Task instructions: Pictures in the data below are not part of the copy; transcribe everything else exactly.

Available records:

╔══

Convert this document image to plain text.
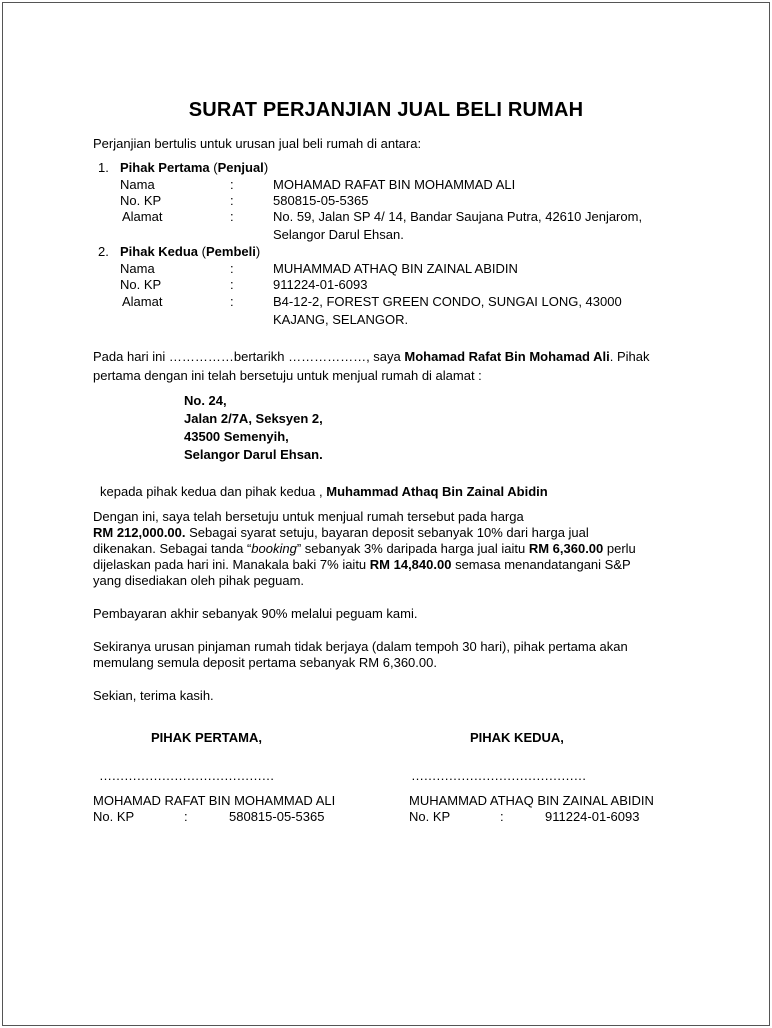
SURAT PERJANJIAN JUAL BELI RUMAH
Perjanjian bertulis untuk urusan jual beli rumah di antara:
1. Pihak Pertama (Penjual)
Nama	:	MOHAMAD RAFAT BIN MOHAMMAD ALI
No. KP	:	580815-05-5365
Alamat	:	No. 59, Jalan SP 4/ 14, Bandar Saujana Putra, 42610 Jenjarom,
Selangor Darul Ehsan.
2. Pihak Kedua (Pembeli)
Nama	:	MUHAMMAD ATHAQ BIN ZAINAL ABIDIN
No. KP	:	911224-01-6093
Alamat	:	B4-12-2, FOREST GREEN CONDO, SUNGAI LONG, 43000
KAJANG, SELANGOR.
Pada hari ini ……………bertarikh ………………, saya Mohamad Rafat Bin Mohamad Ali. Pihak
pertama dengan ini telah bersetuju untuk menjual rumah di alamat :
No. 24,
Jalan 2/7A, Seksyen 2,
43500 Semenyih,
Selangor Darul Ehsan.
kepada pihak kedua dan pihak kedua , Muhammad Athaq Bin Zainal Abidin
Dengan ini, saya telah bersetuju untuk menjual rumah tersebut pada harga
RM 212,000.00. Sebagai syarat setuju, bayaran deposit sebanyak 10% dari harga jual
dikenakan. Sebagai tanda “booking” sebanyak 3% daripada harga jual iaitu RM 6,360.00 perlu
dijelaskan pada hari ini. Manakala baki 7% iaitu RM 14,840.00 semasa menandatangani S&P
yang disediakan oleh pihak peguam.
Pembayaran akhir sebanyak 90% melalui peguam kami.
Sekiranya urusan pinjaman rumah tidak berjaya (dalam tempoh 30 hari), pihak pertama akan
memulang semula deposit pertama sebanyak RM 6,360.00.
Sekian, terima kasih.
PIHAK PERTAMA,
……………………………………
MOHAMAD RAFAT BIN MOHAMMAD ALI
No. KP	:	580815-05-5365
PIHAK KEDUA,
……………………………………
MUHAMMAD ATHAQ BIN ZAINAL ABIDIN
No. KP	:	911224-01-6093
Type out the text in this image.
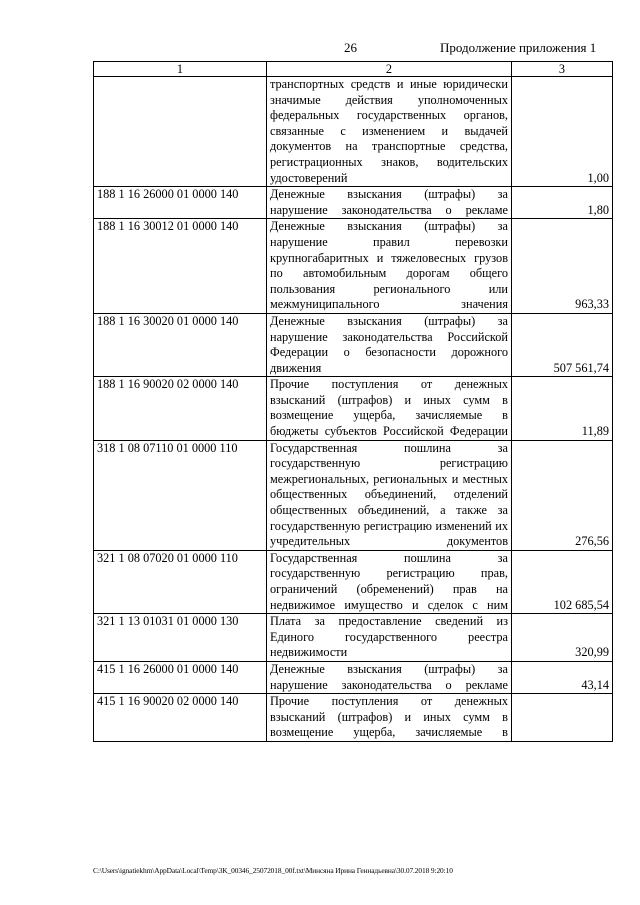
26	Продолжение приложения 1
1	2	3
	транспортных средств и иные юридически значимые действия уполномоченных федеральных государственных органов, связанные с изменением и выдачей документов на транспортные средства, регистрационных знаков, водительских удостоверений	1,00
188 1 16 26000 01 0000 140	Денежные взыскания (штрафы) за нарушение законодательства о рекламе	1,80
188 1 16 30012 01 0000 140	Денежные взыскания (штрафы) за нарушение правил перевозки крупногабаритных и тяжеловесных грузов по автомобильным дорогам общего пользования регионального или межмуниципального значения	963,33
188 1 16 30020 01 0000 140	Денежные взыскания (штрафы) за нарушение законодательства Российской Федерации о безопасности дорожного движения	507 561,74
188 1 16 90020 02 0000 140	Прочие поступления от денежных взысканий (штрафов) и иных сумм в возмещение ущерба, зачисляемые в бюджеты субъектов Российской Федерации	11,89
318 1 08 07110 01 0000 110	Государственная пошлина за государственную регистрацию межрегиональных, региональных и местных общественных объединений, отделений общественных объединений, а также за государственную регистрацию изменений их учредительных документов	276,56
321 1 08 07020 01 0000 110	Государственная пошлина за государственную регистрацию прав, ограничений (обременений) прав на недвижимое имущество и сделок с ним	102 685,54
321 1 13 01031 01 0000 130	Плата за предоставление сведений из Единого государственного реестра недвижимости	320,99
415 1 16 26000 01 0000 140	Денежные взыскания (штрафы) за нарушение законодательства о рекламе	43,14
415 1 16 90020 02 0000 140	Прочие поступления от денежных взысканий (штрафов) и иных сумм в возмещение ущерба, зачисляемые в	
C:\Users\ignatiekhm\AppData\Local\Temp\3K_00346_25072018_00f.txt\Минсяна Ирина Геннадьевна\30.07.2018 9:20:10
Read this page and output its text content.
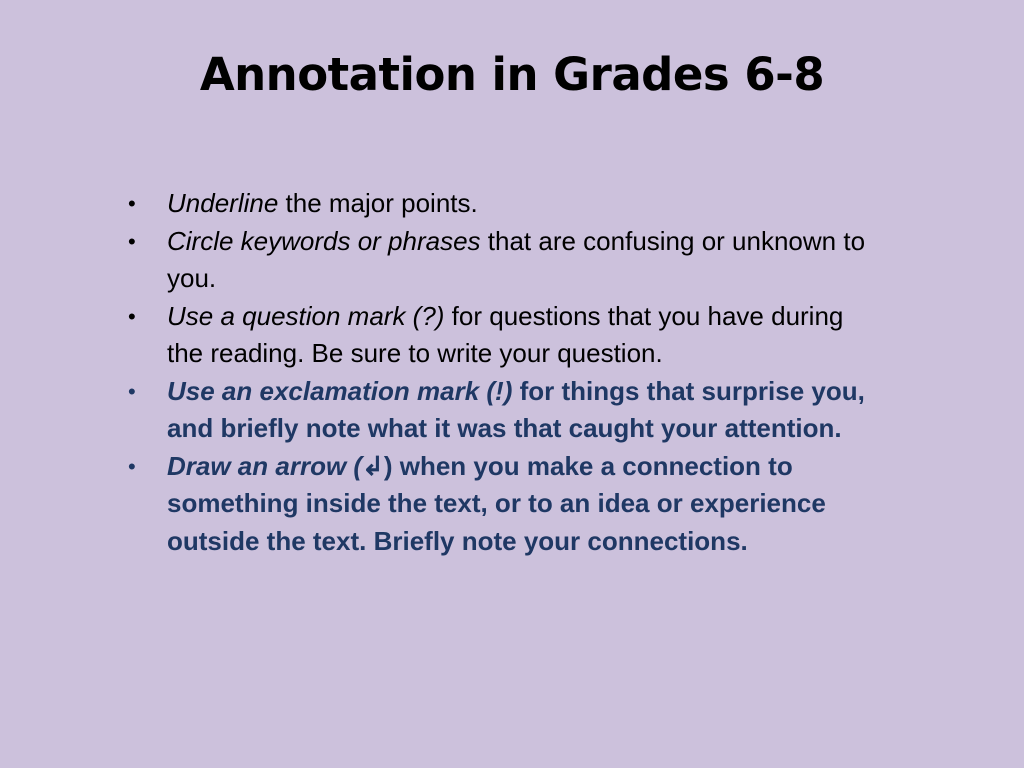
Annotation in Grades 6-8
•	Underline the major points.
•	Circle keywords or phrases that are confusing or unknown to you.
•	Use a question mark (?) for questions that you have during the reading. Be sure to write your question.
•	Use an exclamation mark (!) for things that surprise you, and briefly note what it was that caught your attention.
•	Draw an arrow (↲) when you make a connection to something inside the text, or to an idea or experience outside the text. Briefly note your connections.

╚══

Worked answer:
Convert this document image to plain text.
SURAT PERJANJIAN JUAL BELI RUMAH
Perjanjian bertulis untuk urusan jual beli rumah di antara:
1. Pihak Pertama (Penjual)
Nama	:	MOHAMAD RAFAT BIN MOHAMMAD ALI
No. KP	:	580815-05-5365
Alamat	:	No. 59, Jalan SP 4/ 14, Bandar Saujana Putra, 42610 Jenjarom,
Selangor Darul Ehsan.
2. Pihak Kedua (Pembeli)
Nama	:	MUHAMMAD ATHAQ BIN ZAINAL ABIDIN
No. KP	:	911224-01-6093
Alamat	:	B4-12-2, FOREST GREEN CONDO, SUNGAI LONG, 43000
KAJANG, SELANGOR.
Pada hari ini ……………bertarikh ………………, saya Mohamad Rafat Bin Mohamad Ali. Pihak
pertama dengan ini telah bersetuju untuk menjual rumah di alamat :
No. 24,
Jalan 2/7A, Seksyen 2,
43500 Semenyih,
Selangor Darul Ehsan.
kepada pihak kedua dan pihak kedua , Muhammad Athaq Bin Zainal Abidin
Dengan ini, saya telah bersetuju untuk menjual rumah tersebut pada harga
RM 212,000.00. Sebagai syarat setuju, bayaran deposit sebanyak 10% dari harga jual
dikenakan. Sebagai tanda “booking” sebanyak 3% daripada harga jual iaitu RM 6,360.00 perlu
dijelaskan pada hari ini. Manakala baki 7% iaitu RM 14,840.00 semasa menandatangani S&P
yang disediakan oleh pihak peguam.
Pembayaran akhir sebanyak 90% melalui peguam kami.
Sekiranya urusan pinjaman rumah tidak berjaya (dalam tempoh 30 hari), pihak pertama akan
memulang semula deposit pertama sebanyak RM 6,360.00.
Sekian, terima kasih.
PIHAK PERTAMA,
……………………………………
MOHAMAD RAFAT BIN MOHAMMAD ALI
No. KP	:	580815-05-5365
PIHAK KEDUA,
……………………………………
MUHAMMAD ATHAQ BIN ZAINAL ABIDIN
No. KP	:	911224-01-6093
Type out the text in this image.
26	Продолжение приложения 1
1	2	3
	транспортных средств и иные юридически значимые действия уполномоченных федеральных государственных органов, связанные с изменением и выдачей документов на транспортные средства, регистрационных знаков, водительских удостоверений	1,00
188 1 16 26000 01 0000 140	Денежные взыскания (штрафы) за нарушение законодательства о рекламе	1,80
188 1 16 30012 01 0000 140	Денежные взыскания (штрафы) за нарушение правил перевозки крупногабаритных и тяжеловесных грузов по автомобильным дорогам общего пользования регионального или межмуниципального значения	963,33
188 1 16 30020 01 0000 140	Денежные взыскания (штрафы) за нарушение законодательства Российской Федерации о безопасности дорожного движения	507 561,74
188 1 16 90020 02 0000 140	Прочие поступления от денежных взысканий (штрафов) и иных сумм в возмещение ущерба, зачисляемые в бюджеты субъектов Российской Федерации	11,89
318 1 08 07110 01 0000 110	Государственная пошлина за государственную регистрацию межрегиональных, региональных и местных общественных объединений, отделений общественных объединений, а также за государственную регистрацию изменений их учредительных документов	276,56
321 1 08 07020 01 0000 110	Государственная пошлина за государственную регистрацию прав, ограничений (обременений) прав на недвижимое имущество и сделок с ним	102 685,54
321 1 13 01031 01 0000 130	Плата за предоставление сведений из Единого государственного реестра недвижимости	320,99
415 1 16 26000 01 0000 140	Денежные взыскания (штрафы) за нарушение законодательства о рекламе	43,14
415 1 16 90020 02 0000 140	Прочие поступления от денежных взысканий (штрафов) и иных сумм в возмещение ущерба, зачисляемые в	
C:\Users\ignatiekhm\AppData\Local\Temp\3K_00346_25072018_00f.txt\Минсяна Ирина Геннадьевна\30.07.2018 9:20:10
Read this page and output its text content.
Annotation in Grades 6-8
•	Underline the major points.
•	Circle keywords or phrases that are confusing or unknown to you.
•	Use a question mark (?) for questions that you have during the reading. Be sure to write your question.
•	Use an exclamation mark (!) for things that surprise you, and briefly note what it was that caught your attention.
•	Draw an arrow (↲) when you make a connection to something inside the text, or to an idea or experience outside the text. Briefly note your connections.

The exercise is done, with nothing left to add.